# Task prompt
Print the entries verbatim, leaving out the images they contain.

-*-

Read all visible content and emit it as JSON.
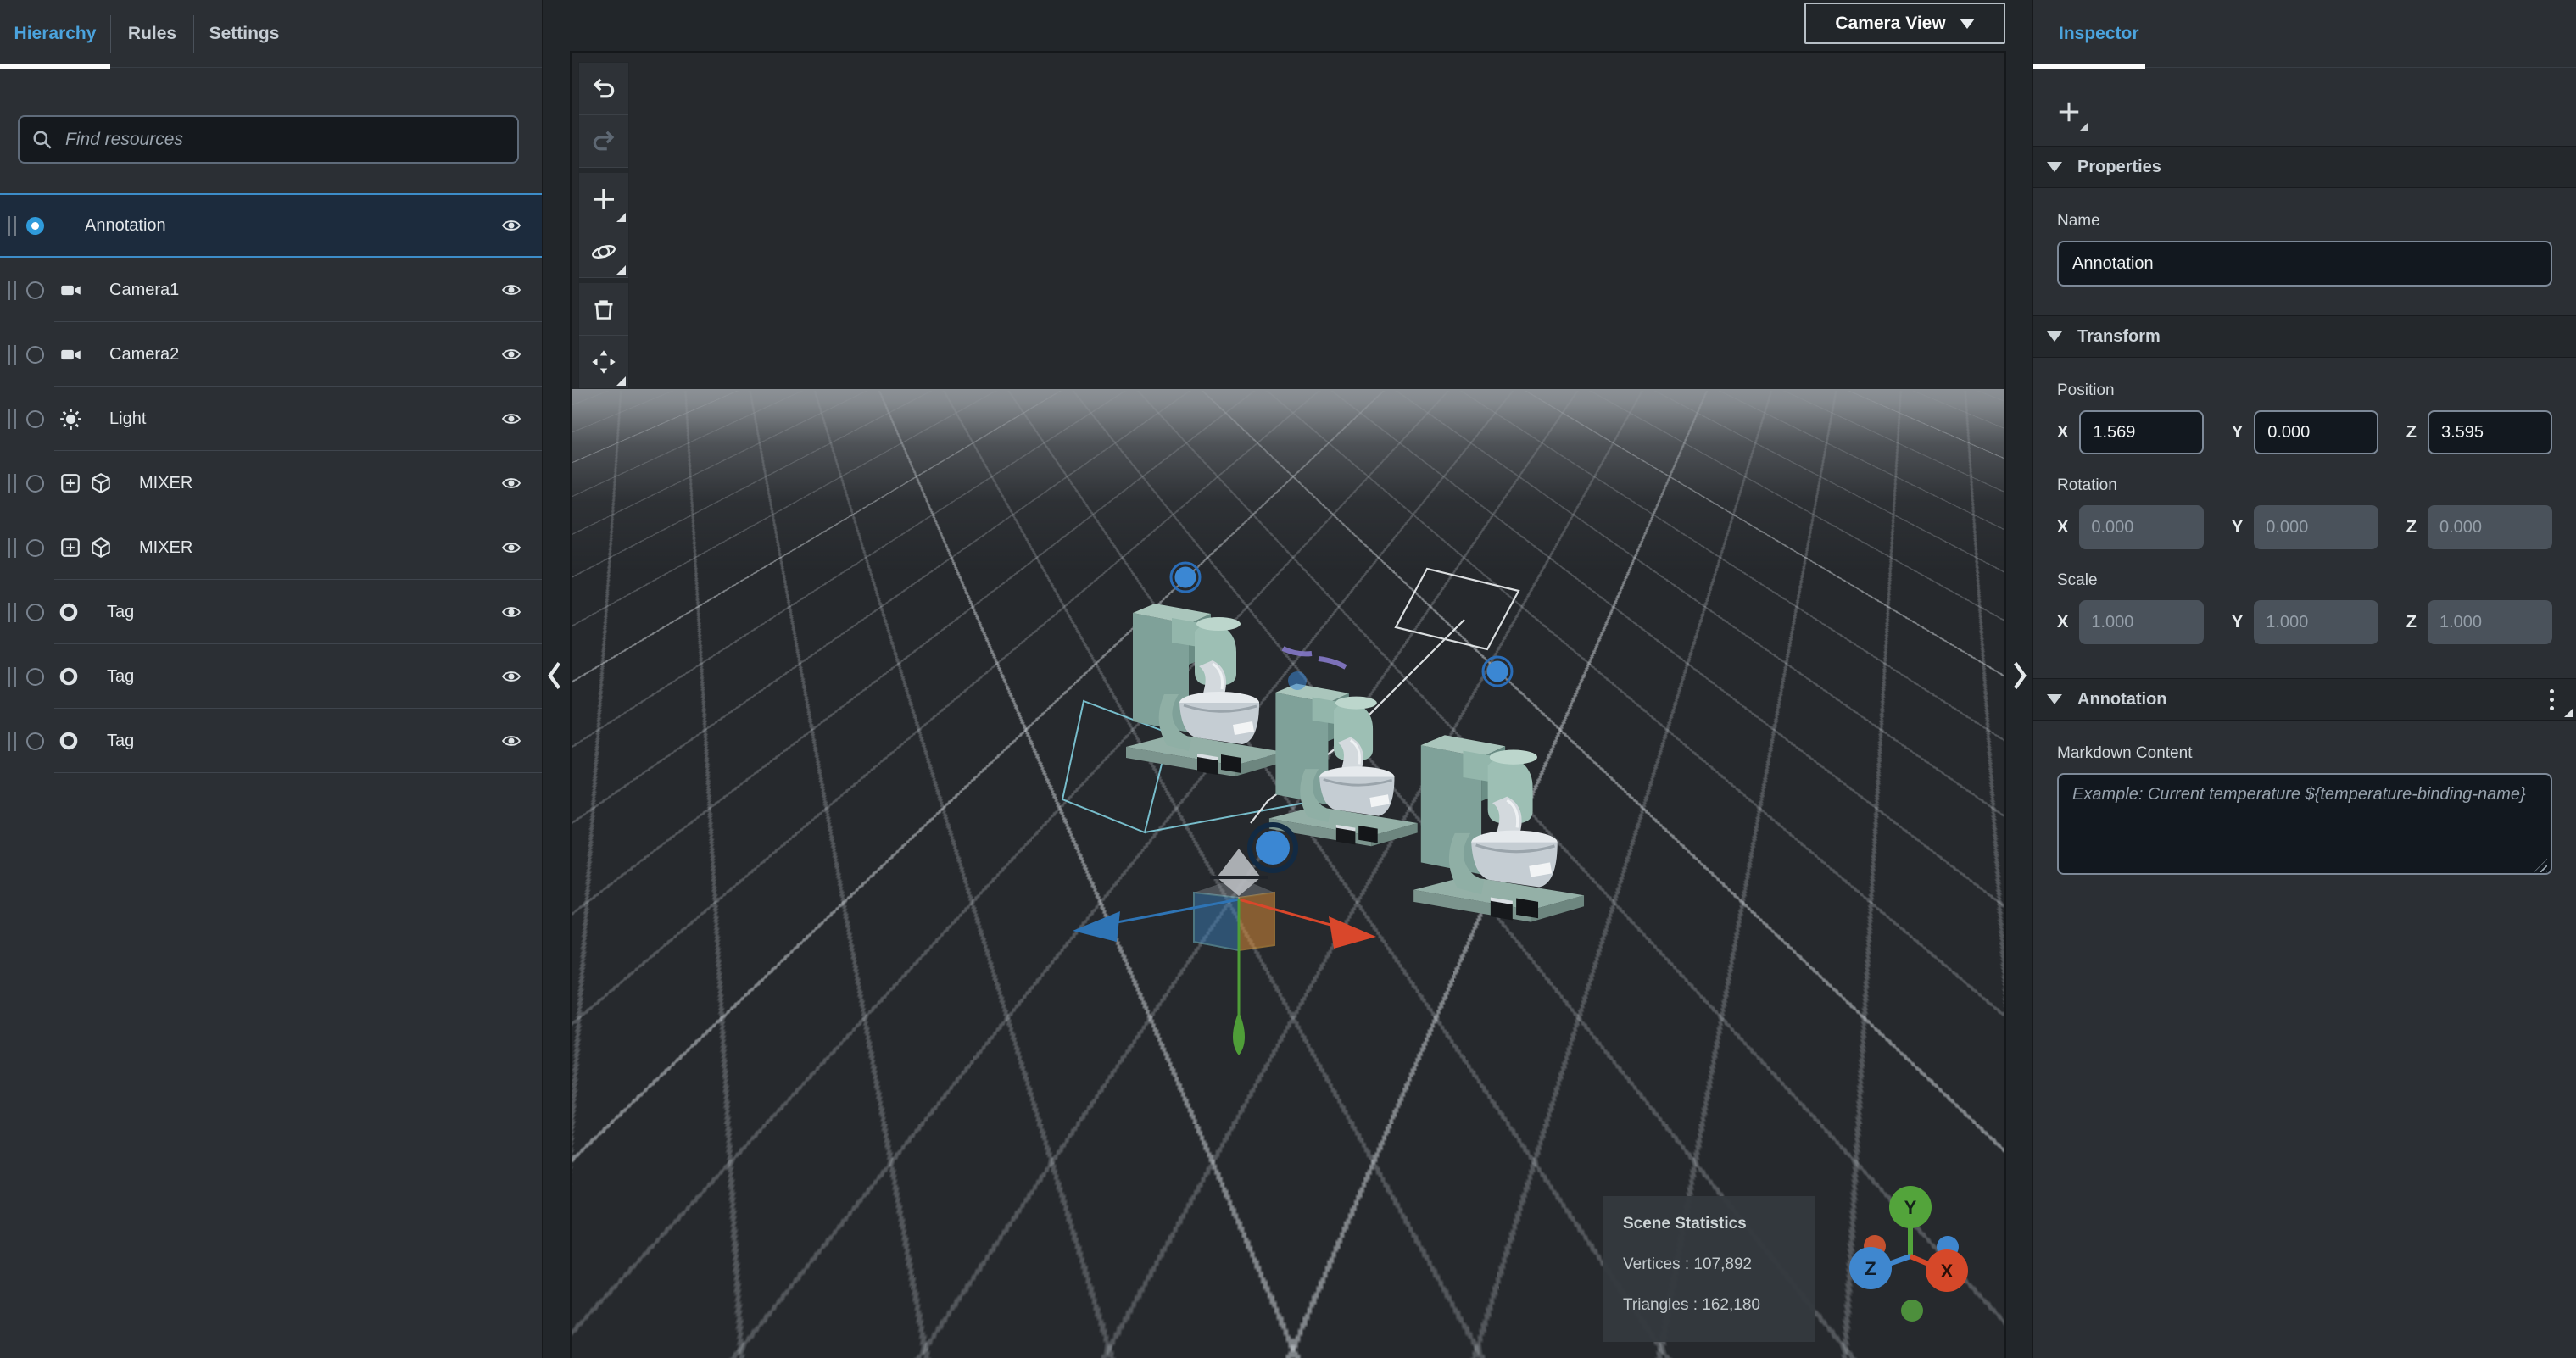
{
  "left_panel": {
    "tabs": [
      {
        "label": "Hierarchy",
        "active": true
      },
      {
        "label": "Rules",
        "active": false
      },
      {
        "label": "Settings",
        "active": false
      }
    ],
    "search": {
      "placeholder": "Find resources"
    },
    "tree": [
      {
        "label": "Annotation",
        "type": "annotation",
        "selected": true
      },
      {
        "label": "Camera1",
        "type": "camera"
      },
      {
        "label": "Camera2",
        "type": "camera"
      },
      {
        "label": "Light",
        "type": "light"
      },
      {
        "label": "MIXER",
        "type": "model"
      },
      {
        "label": "MIXER",
        "type": "model"
      },
      {
        "label": "Tag",
        "type": "tag"
      },
      {
        "label": "Tag",
        "type": "tag"
      },
      {
        "label": "Tag",
        "type": "tag"
      }
    ]
  },
  "viewport": {
    "camera_view_button": "Camera View",
    "toolbar": {
      "undo": "undo",
      "redo": "redo",
      "add": "add-object",
      "orbit": "rotate-tool",
      "delete": "delete-object",
      "move": "translate-tool"
    },
    "scene_statistics": {
      "title": "Scene Statistics",
      "vertices": "Vertices : 107,892",
      "triangles": "Triangles : 162,180"
    },
    "axis_gizmo": {
      "x": "X",
      "y": "Y",
      "z": "Z"
    }
  },
  "inspector": {
    "tab": "Inspector",
    "properties": {
      "title": "Properties",
      "name_label": "Name",
      "name_value": "Annotation"
    },
    "transform": {
      "title": "Transform",
      "position": {
        "label": "Position",
        "x": "1.569",
        "y": "0.000",
        "z": "3.595"
      },
      "rotation": {
        "label": "Rotation",
        "x": "0.000",
        "y": "0.000",
        "z": "0.000",
        "disabled": true
      },
      "scale": {
        "label": "Scale",
        "x": "1.000",
        "y": "1.000",
        "z": "1.000",
        "disabled": true
      },
      "axis": {
        "x": "X",
        "y": "Y",
        "z": "Z"
      }
    },
    "annotation": {
      "title": "Annotation",
      "markdown_label": "Markdown Content",
      "markdown_placeholder": "Example: Current temperature ${temperature-binding-name}"
    }
  },
  "colors": {
    "accent_blue": "#4ba3dd",
    "tag_blue": "#3b87d3",
    "axis_x_red": "#d64829",
    "axis_y_green": "#53a43b",
    "axis_z_blue": "#3f87cf",
    "gizmo_orange": "#e69138"
  }
}
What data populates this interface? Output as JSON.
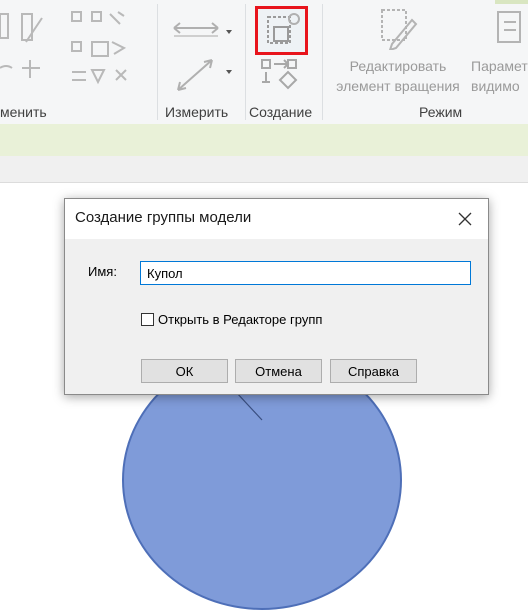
{
  "ribbon": {
    "panels": [
      {
        "label": "менить"
      },
      {
        "label": "Измерить"
      },
      {
        "label": "Создание"
      },
      {
        "label": "Режим"
      }
    ],
    "edit_rotation_button": {
      "line1": "Редактировать",
      "line2": "элемент вращения"
    },
    "parameters_button": {
      "line1": "Парамет",
      "line2": "видимо"
    },
    "create_group_icon": "create-group-icon"
  },
  "dialog": {
    "title": "Создание группы модели",
    "name_label": "Имя:",
    "name_value": "Купол",
    "checkbox_label": "Открыть в Редакторе групп",
    "checkbox_checked": false,
    "buttons": {
      "ok": "ОК",
      "cancel": "Отмена",
      "help": "Справка"
    }
  },
  "colors": {
    "highlight": "#e8141c",
    "ribbon_strip": "#e9f1d8",
    "dome_fill": "#7f9bd9",
    "input_border": "#0078d7"
  }
}
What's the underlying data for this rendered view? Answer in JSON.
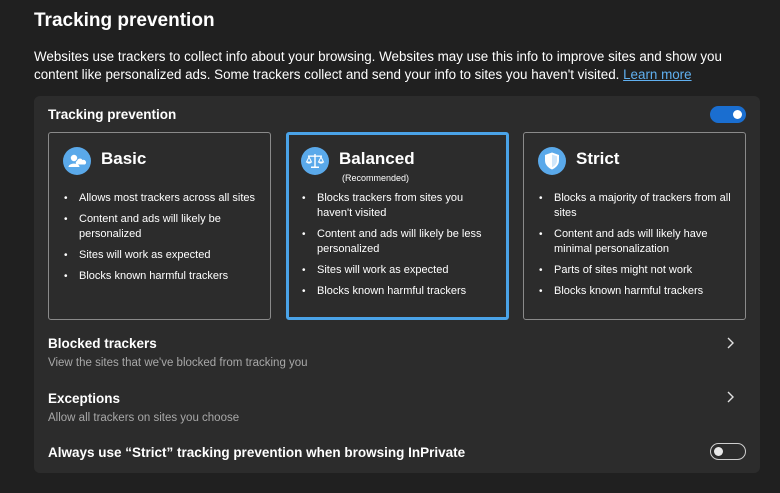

-*-

# Solution to this exercise
Read all visible content and emit it as JSON.
{
  "left_panel": {
    "tabs": [
      {
        "label": "Hierarchy",
        "active": true
      },
      {
        "label": "Rules",
        "active": false
      },
      {
        "label": "Settings",
        "active": false
      }
    ],
    "search": {
      "placeholder": "Find resources"
    },
    "tree": [
      {
        "label": "Annotation",
        "type": "annotation",
        "selected": true
      },
      {
        "label": "Camera1",
        "type": "camera"
      },
      {
        "label": "Camera2",
        "type": "camera"
      },
      {
        "label": "Light",
        "type": "light"
      },
      {
        "label": "MIXER",
        "type": "model"
      },
      {
        "label": "MIXER",
        "type": "model"
      },
      {
        "label": "Tag",
        "type": "tag"
      },
      {
        "label": "Tag",
        "type": "tag"
      },
      {
        "label": "Tag",
        "type": "tag"
      }
    ]
  },
  "viewport": {
    "camera_view_button": "Camera View",
    "toolbar": {
      "undo": "undo",
      "redo": "redo",
      "add": "add-object",
      "orbit": "rotate-tool",
      "delete": "delete-object",
      "move": "translate-tool"
    },
    "scene_statistics": {
      "title": "Scene Statistics",
      "vertices": "Vertices : 107,892",
      "triangles": "Triangles : 162,180"
    },
    "axis_gizmo": {
      "x": "X",
      "y": "Y",
      "z": "Z"
    }
  },
  "inspector": {
    "tab": "Inspector",
    "properties": {
      "title": "Properties",
      "name_label": "Name",
      "name_value": "Annotation"
    },
    "transform": {
      "title": "Transform",
      "position": {
        "label": "Position",
        "x": "1.569",
        "y": "0.000",
        "z": "3.595"
      },
      "rotation": {
        "label": "Rotation",
        "x": "0.000",
        "y": "0.000",
        "z": "0.000",
        "disabled": true
      },
      "scale": {
        "label": "Scale",
        "x": "1.000",
        "y": "1.000",
        "z": "1.000",
        "disabled": true
      },
      "axis": {
        "x": "X",
        "y": "Y",
        "z": "Z"
      }
    },
    "annotation": {
      "title": "Annotation",
      "markdown_label": "Markdown Content",
      "markdown_placeholder": "Example: Current temperature ${temperature-binding-name}"
    }
  },
  "colors": {
    "accent_blue": "#4ba3dd",
    "tag_blue": "#3b87d3",
    "axis_x_red": "#d64829",
    "axis_y_green": "#53a43b",
    "axis_z_blue": "#3f87cf",
    "gizmo_orange": "#e69138"
  }
}
What data populates this interface? Output as JSON.
{
  "ribbon": {
    "panels": [
      {
        "label": "менить"
      },
      {
        "label": "Измерить"
      },
      {
        "label": "Создание"
      },
      {
        "label": "Режим"
      }
    ],
    "edit_rotation_button": {
      "line1": "Редактировать",
      "line2": "элемент вращения"
    },
    "parameters_button": {
      "line1": "Парамет",
      "line2": "видимо"
    },
    "create_group_icon": "create-group-icon"
  },
  "dialog": {
    "title": "Создание группы модели",
    "name_label": "Имя:",
    "name_value": "Купол",
    "checkbox_label": "Открыть в Редакторе групп",
    "checkbox_checked": false,
    "buttons": {
      "ok": "ОК",
      "cancel": "Отмена",
      "help": "Справка"
    }
  },
  "colors": {
    "highlight": "#e8141c",
    "ribbon_strip": "#e9f1d8",
    "dome_fill": "#7f9bd9",
    "input_border": "#0078d7"
  }
}
What's the underlying data for this rendered view? Answer in JSON.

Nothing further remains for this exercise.